» **Short task**
Omit every image, and transcribe the remaining entries exactly as given.

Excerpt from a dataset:

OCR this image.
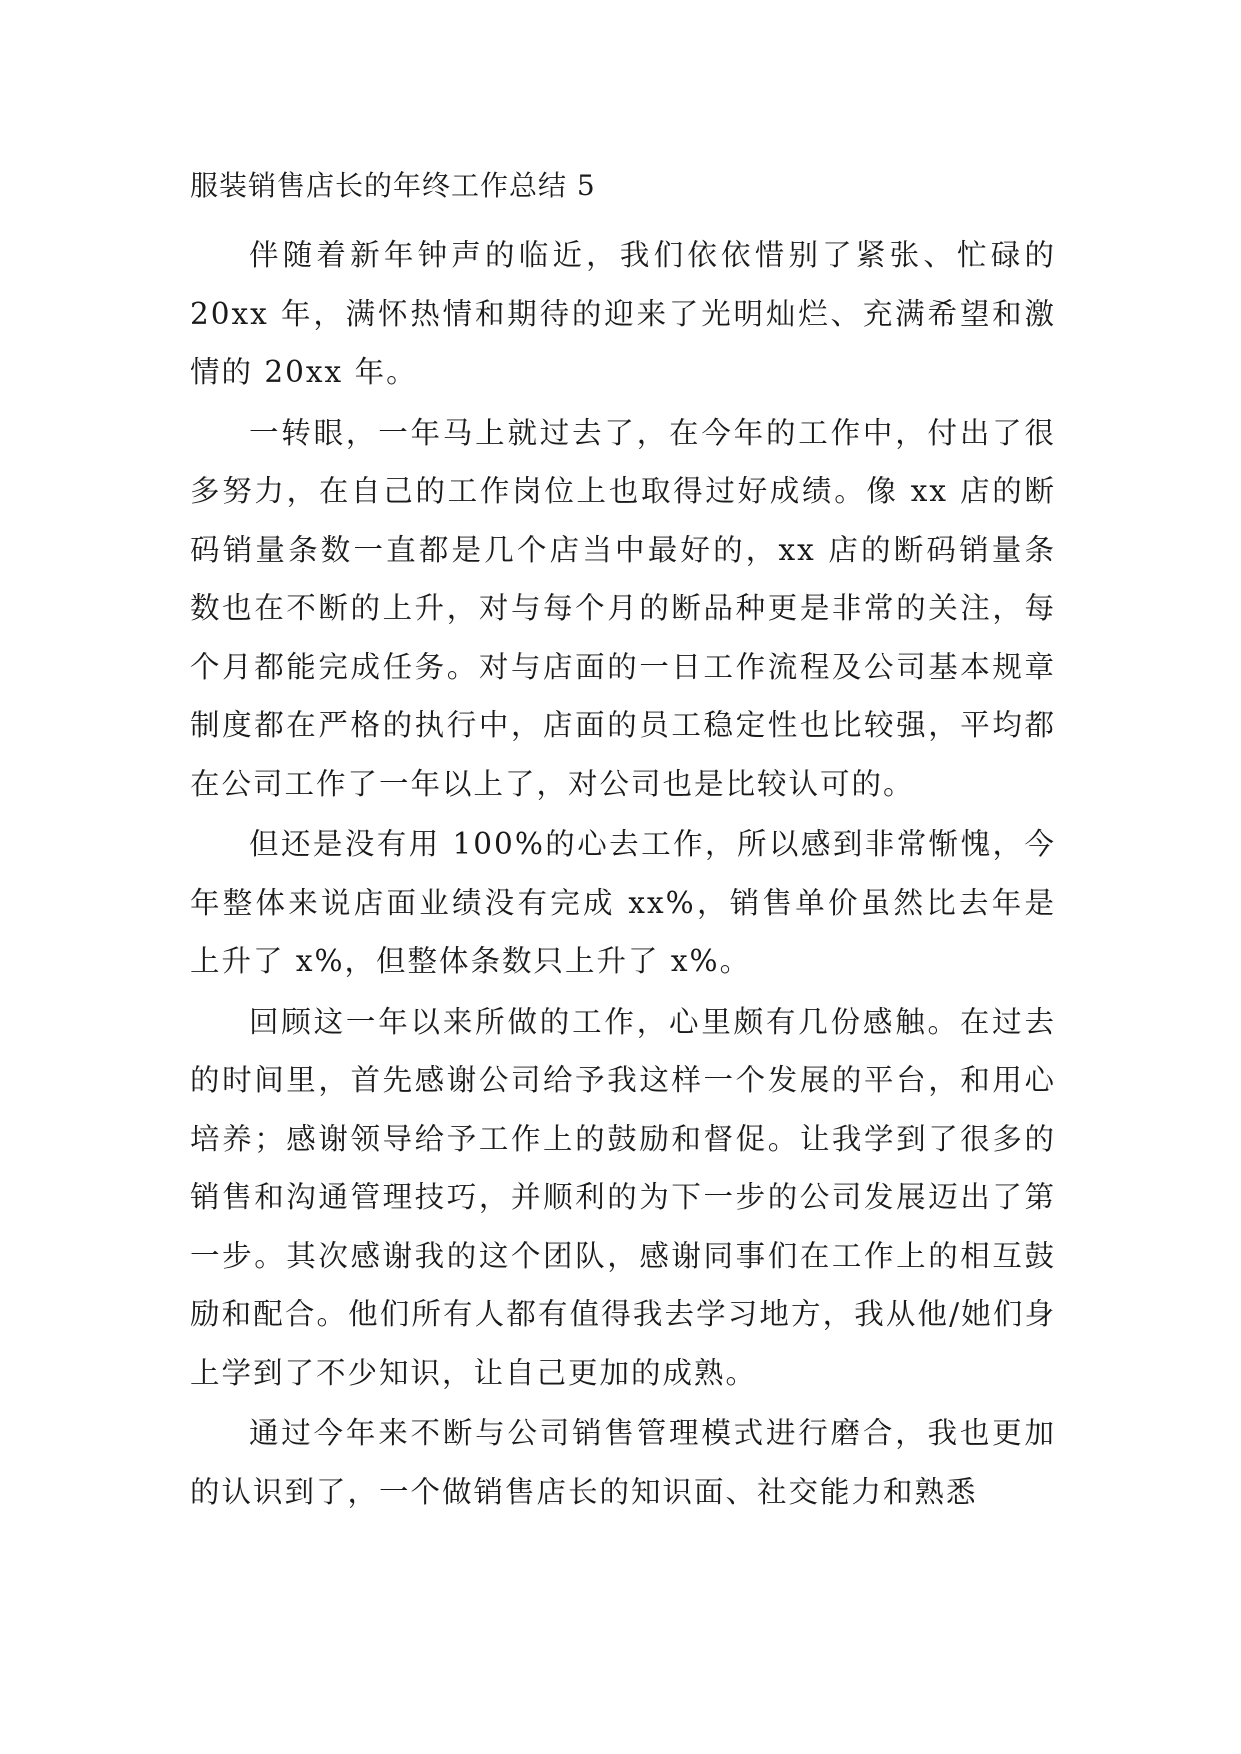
服装销售店长的年终工作总结 5

伴随着新年钟声的临近，我们依依惜别了紧张、忙碌的20xx 年，满怀热情和期待的迎来了光明灿烂、充满希望和激情的 20xx 年。

一转眼，一年马上就过去了，在今年的工作中，付出了很多努力，在自己的工作岗位上也取得过好成绩。像 xx 店的断码销量条数一直都是几个店当中最好的，xx 店的断码销量条数也在不断的上升，对与每个月的断品种更是非常的关注，每个月都能完成任务。对与店面的一日工作流程及公司基本规章制度都在严格的执行中，店面的员工稳定性也比较强，平均都在公司工作了一年以上了，对公司也是比较认可的。

但还是没有用 100%的心去工作，所以感到非常惭愧，今年整体来说店面业绩没有完成 xx%，销售单价虽然比去年是上升了 x%，但整体条数只上升了 x%。

回顾这一年以来所做的工作，心里颇有几份感触。在过去的时间里，首先感谢公司给予我这样一个发展的平台，和用心培养；感谢领导给予工作上的鼓励和督促。让我学到了很多的销售和沟通管理技巧，并顺利的为下一步的公司发展迈出了第一步。其次感谢我的这个团队，感谢同事们在工作上的相互鼓励和配合。他们所有人都有值得我去学习地方，我从他/她们身上学到了不少知识，让自己更加的成熟。

通过今年来不断与公司销售管理模式进行磨合，我也更加的认识到了，一个做销售店长的知识面、社交能力和熟悉
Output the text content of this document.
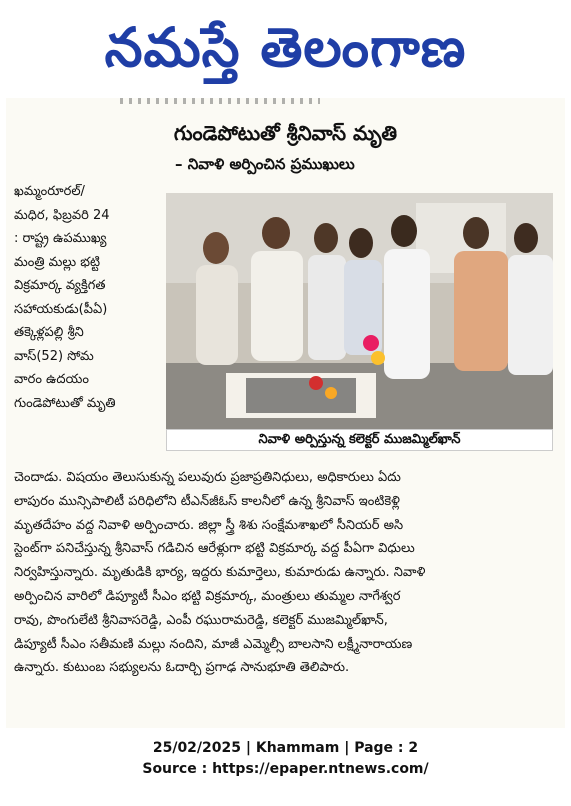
నమస్తే తెలంగాణ
గుండెపోటుతో శ్రీనివాస్ మృతి
– నివాళి అర్పించిన ప్రముఖులు
ఖమ్మంరూరల్/
మధిర, ఫిబ్రవరి 24
: రాష్ట్ర ఉపముఖ్య
మంత్రి మల్లు భట్టి
విక్రమార్క వ్యక్తిగత
సహాయకుడు(పీఏ)
తక్కెళ్లపల్లి శ్రీని
వాస్(52) సోమ
వారం ఉదయం
గుండెపోటుతో మృతి
నివాళి అర్పిస్తున్న కలెక్టర్ ముజమ్మిల్‌ఖాన్
చెందాడు. విషయం తెలుసుకున్న పలువురు ప్రజాప్రతినిధులు, అధికారులు ఏదు
లాపురం మున్సిపాలిటీ పరిధిలోని టీఎన్‌జీఓస్ కాలనీలో ఉన్న శ్రీనివాస్ ఇంటికెళ్లి
మృతదేహం వద్ద నివాళి అర్పించారు. జిల్లా స్త్రీ శిశు సంక్షేమశాఖలో సీనియర్ అసి
స్టెంట్‌గా పనిచేస్తున్న శ్రీనివాస్ గడిచిన ఆరేళ్లుగా భట్టి విక్రమార్క వద్ద పీఏగా విధులు
నిర్వహిస్తున్నారు. మృతుడికి భార్య, ఇద్దరు కుమార్తెలు, కుమారుడు ఉన్నారు. నివాళి
అర్పించిన వారిలో డిప్యూటీ సీఎం భట్టి విక్రమార్క, మంత్రులు తుమ్మల నాగేశ్వర
రావు, పొంగులేటి శ్రీనివాసరెడ్డి, ఎంపీ రఘురామరెడ్డి, కలెక్టర్ ముజమ్మిల్‌ఖాన్,
డిప్యూటీ సీఎం సతీమణి మల్లు నందిని, మాజీ ఎమ్మెల్సీ బాలసాని లక్ష్మీనారాయణ
ఉన్నారు. కుటుంబ సభ్యులను ఓదార్చి ప్రగాఢ సానుభూతి తెలిపారు.
25/02/2025 | Khammam | Page : 2
Source : https://epaper.ntnews.com/
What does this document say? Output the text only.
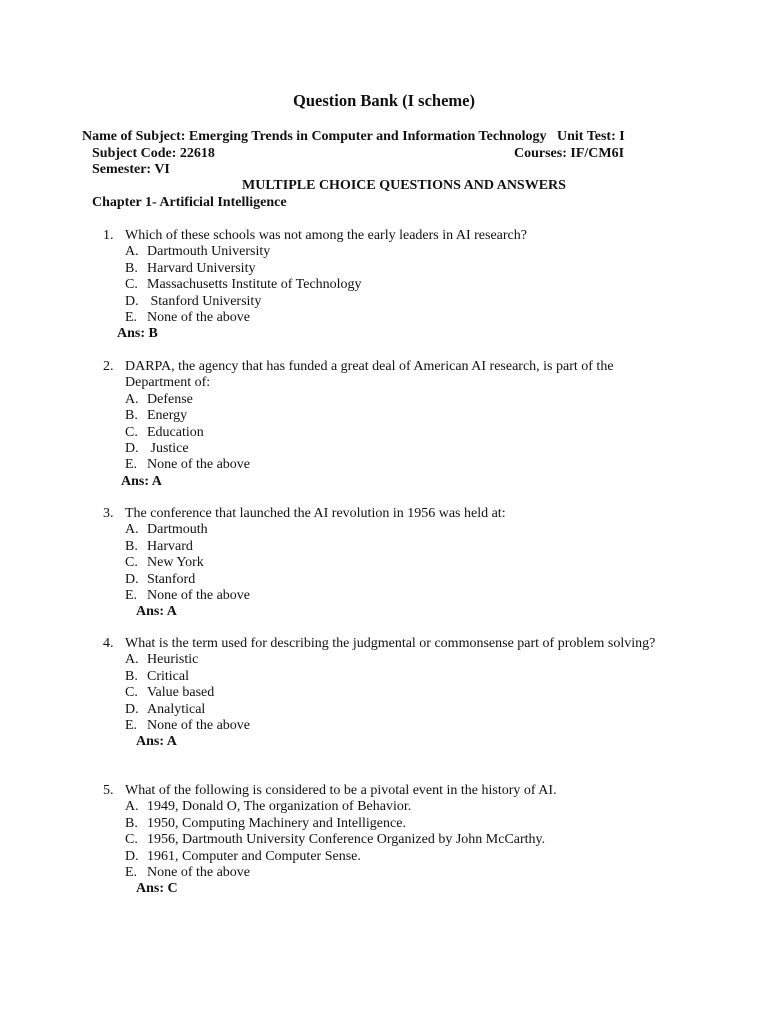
Question Bank (I scheme)
Name of Subject: Emerging Trends in Computer and Information Technology   Unit Test: I
Subject Code: 22618	Courses: IF/CM6I
Semester: VI
MULTIPLE CHOICE QUESTIONS AND ANSWERS
Chapter 1- Artificial Intelligence
1. Which of these schools was not among the early leaders in AI research?
A. Dartmouth University
B. Harvard University
C. Massachusetts Institute of Technology
D. Stanford University
E. None of the above
Ans: B
2. DARPA, the agency that has funded a great deal of American AI research, is part of the Department of:
A. Defense
B. Energy
C. Education
D. Justice
E. None of the above
Ans: A
3. The conference that launched the AI revolution in 1956 was held at:
A. Dartmouth
B. Harvard
C. New York
D. Stanford
E. None of the above
Ans: A
4. What is the term used for describing the judgmental or commonsense part of problem solving?
A. Heuristic
B. Critical
C. Value based
D. Analytical
E. None of the above
Ans: A
5. What of the following is considered to be a pivotal event in the history of AI.
A. 1949, Donald O, The organization of Behavior.
B. 1950, Computing Machinery and Intelligence.
C. 1956, Dartmouth University Conference Organized by John McCarthy.
D. 1961, Computer and Computer Sense.
E. None of the above
Ans: C
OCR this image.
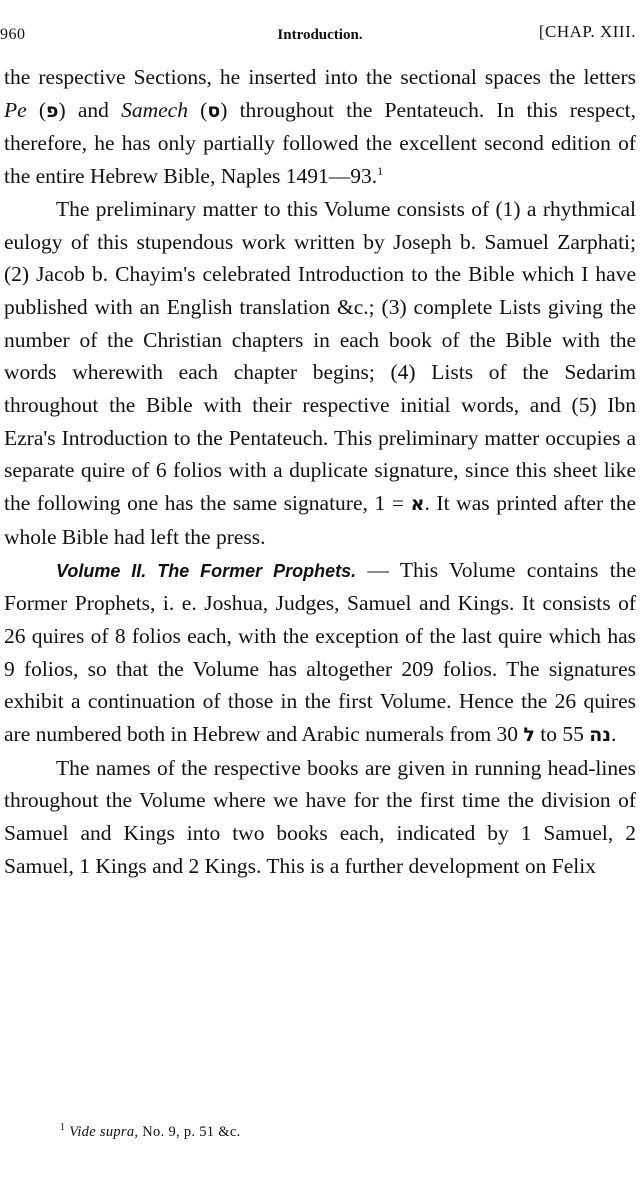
960	Introduction.	[CHAP. XIII.

the respective Sections, he inserted into the sectional spaces the letters Pe (פ) and Samech (ס) throughout the Pentateuch. In this respect, therefore, he has only partially followed the excellent second edition of the entire Hebrew Bible, Naples 1491—93.$^1$

The preliminary matter to this Volume consists of (1) a rhythmical eulogy of this stupendous work written by Joseph b. Samuel Zarphati; (2) Jacob b. Chayim's celebrated Introduction to the Bible which I have published with an English translation &c.; (3) complete Lists giving the number of the Christian chapters in each book of the Bible with the words wherewith each chapter begins; (4) Lists of the Sedarim throughout the Bible with their respective initial words, and (5) Ibn Ezra's Introduction to the Pentateuch. This preliminary matter occupies a separate quire of 6 folios with a duplicate signature, since this sheet like the following one has the same signature, א = 1. It was printed after the whole Bible had left the press.

Volume II. The Former Prophets. — This Volume contains the Former Prophets, i. e. Joshua, Judges, Samuel and Kings. It consists of 26 quires of 8 folios each, with the exception of the last quire which has 9 folios, so that the Volume has altogether 209 folios. The signatures exhibit a continuation of those in the first Volume. Hence the 26 quires are numbered both in Hebrew and Arabic numerals from ל 30 to נה 55.

The names of the respective books are given in running head-lines throughout the Volume where we have for the first time the division of Samuel and Kings into two books each, indicated by 1 Samuel, 2 Samuel, 1 Kings and 2 Kings. This is a further development on Felix

$^1$ Vide supra, No. 9, p. 51 &c.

» **Output**
OCR this image.
服装销售店长的年终工作总结 5

伴随着新年钟声的临近，我们依依惜别了紧张、忙碌的20xx 年，满怀热情和期待的迎来了光明灿烂、充满希望和激情的 20xx 年。

一转眼，一年马上就过去了，在今年的工作中，付出了很多努力，在自己的工作岗位上也取得过好成绩。像 xx 店的断码销量条数一直都是几个店当中最好的，xx 店的断码销量条数也在不断的上升，对与每个月的断品种更是非常的关注，每个月都能完成任务。对与店面的一日工作流程及公司基本规章制度都在严格的执行中，店面的员工稳定性也比较强，平均都在公司工作了一年以上了，对公司也是比较认可的。

但还是没有用 100%的心去工作，所以感到非常惭愧，今年整体来说店面业绩没有完成 xx%，销售单价虽然比去年是上升了 x%，但整体条数只上升了 x%。

回顾这一年以来所做的工作，心里颇有几份感触。在过去的时间里，首先感谢公司给予我这样一个发展的平台，和用心培养；感谢领导给予工作上的鼓励和督促。让我学到了很多的销售和沟通管理技巧，并顺利的为下一步的公司发展迈出了第一步。其次感谢我的这个团队，感谢同事们在工作上的相互鼓励和配合。他们所有人都有值得我去学习地方，我从他/她们身上学到了不少知识，让自己更加的成熟。

通过今年来不断与公司销售管理模式进行磨合，我也更加的认识到了，一个做销售店长的知识面、社交能力和熟悉
Output the text content of this document.
నమస్తే తెలంగాణ
గుండెపోటుతో శ్రీనివాస్ మృతి
– నివాళి అర్పించిన ప్రముఖులు
ఖమ్మంరూరల్/
మధిర, ఫిబ్రవరి 24
: రాష్ట్ర ఉపముఖ్య
మంత్రి మల్లు భట్టి
విక్రమార్క వ్యక్తిగత
సహాయకుడు(పీఏ)
తక్కెళ్లపల్లి శ్రీని
వాస్(52) సోమ
వారం ఉదయం
గుండెపోటుతో మృతి
నివాళి అర్పిస్తున్న కలెక్టర్ ముజమ్మిల్‌ఖాన్
చెందాడు. విషయం తెలుసుకున్న పలువురు ప్రజాప్రతినిధులు, అధికారులు ఏదు
లాపురం మున్సిపాలిటీ పరిధిలోని టీఎన్‌జీఓస్ కాలనీలో ఉన్న శ్రీనివాస్ ఇంటికెళ్లి
మృతదేహం వద్ద నివాళి అర్పించారు. జిల్లా స్త్రీ శిశు సంక్షేమశాఖలో సీనియర్ అసి
స్టెంట్‌గా పనిచేస్తున్న శ్రీనివాస్ గడిచిన ఆరేళ్లుగా భట్టి విక్రమార్క వద్ద పీఏగా విధులు
నిర్వహిస్తున్నారు. మృతుడికి భార్య, ఇద్దరు కుమార్తెలు, కుమారుడు ఉన్నారు. నివాళి
అర్పించిన వారిలో డిప్యూటీ సీఎం భట్టి విక్రమార్క, మంత్రులు తుమ్మల నాగేశ్వర
రావు, పొంగులేటి శ్రీనివాసరెడ్డి, ఎంపీ రఘురామరెడ్డి, కలెక్టర్ ముజమ్మిల్‌ఖాన్,
డిప్యూటీ సీఎం సతీమణి మల్లు నందిని, మాజీ ఎమ్మెల్సీ బాలసాని లక్ష్మీనారాయణ
ఉన్నారు. కుటుంబ సభ్యులను ఓదార్చి ప్రగాఢ సానుభూతి తెలిపారు.
25/02/2025 | Khammam | Page : 2
Source : https://epaper.ntnews.com/
What does this document say? Output the text only.
Question Bank (I scheme)
Name of Subject: Emerging Trends in Computer and Information Technology   Unit Test: I
Subject Code: 22618	Courses: IF/CM6I
Semester: VI
MULTIPLE CHOICE QUESTIONS AND ANSWERS
Chapter 1- Artificial Intelligence
1. Which of these schools was not among the early leaders in AI research?
A. Dartmouth University
B. Harvard University
C. Massachusetts Institute of Technology
D. Stanford University
E. None of the above
Ans: B
2. DARPA, the agency that has funded a great deal of American AI research, is part of the Department of:
A. Defense
B. Energy
C. Education
D. Justice
E. None of the above
Ans: A
3. The conference that launched the AI revolution in 1956 was held at:
A. Dartmouth
B. Harvard
C. New York
D. Stanford
E. None of the above
Ans: A
4. What is the term used for describing the judgmental or commonsense part of problem solving?
A. Heuristic
B. Critical
C. Value based
D. Analytical
E. None of the above
Ans: A
5. What of the following is considered to be a pivotal event in the history of AI.
A. 1949, Donald O, The organization of Behavior.
B. 1950, Computing Machinery and Intelligence.
C. 1956, Dartmouth University Conference Organized by John McCarthy.
D. 1961, Computer and Computer Sense.
E. None of the above
Ans: C
OCR this image.
960	Introduction.	[CHAP. XIII.

the respective Sections, he inserted into the sectional spaces the letters Pe (פ) and Samech (ס) throughout the Pentateuch. In this respect, therefore, he has only partially followed the excellent second edition of the entire Hebrew Bible, Naples 1491—93.$^1$

The preliminary matter to this Volume consists of (1) a rhythmical eulogy of this stupendous work written by Joseph b. Samuel Zarphati; (2) Jacob b. Chayim's celebrated Introduction to the Bible which I have published with an English translation &c.; (3) complete Lists giving the number of the Christian chapters in each book of the Bible with the words wherewith each chapter begins; (4) Lists of the Sedarim throughout the Bible with their respective initial words, and (5) Ibn Ezra's Introduction to the Pentateuch. This preliminary matter occupies a separate quire of 6 folios with a duplicate signature, since this sheet like the following one has the same signature, א = 1. It was printed after the whole Bible had left the press.

Volume II. The Former Prophets. — This Volume contains the Former Prophets, i. e. Joshua, Judges, Samuel and Kings. It consists of 26 quires of 8 folios each, with the exception of the last quire which has 9 folios, so that the Volume has altogether 209 folios. The signatures exhibit a continuation of those in the first Volume. Hence the 26 quires are numbered both in Hebrew and Arabic numerals from ל 30 to נה 55.

The names of the respective books are given in running head-lines throughout the Volume where we have for the first time the division of Samuel and Kings into two books each, indicated by 1 Samuel, 2 Samuel, 1 Kings and 2 Kings. This is a further development on Felix

$^1$ Vide supra, No. 9, p. 51 &c.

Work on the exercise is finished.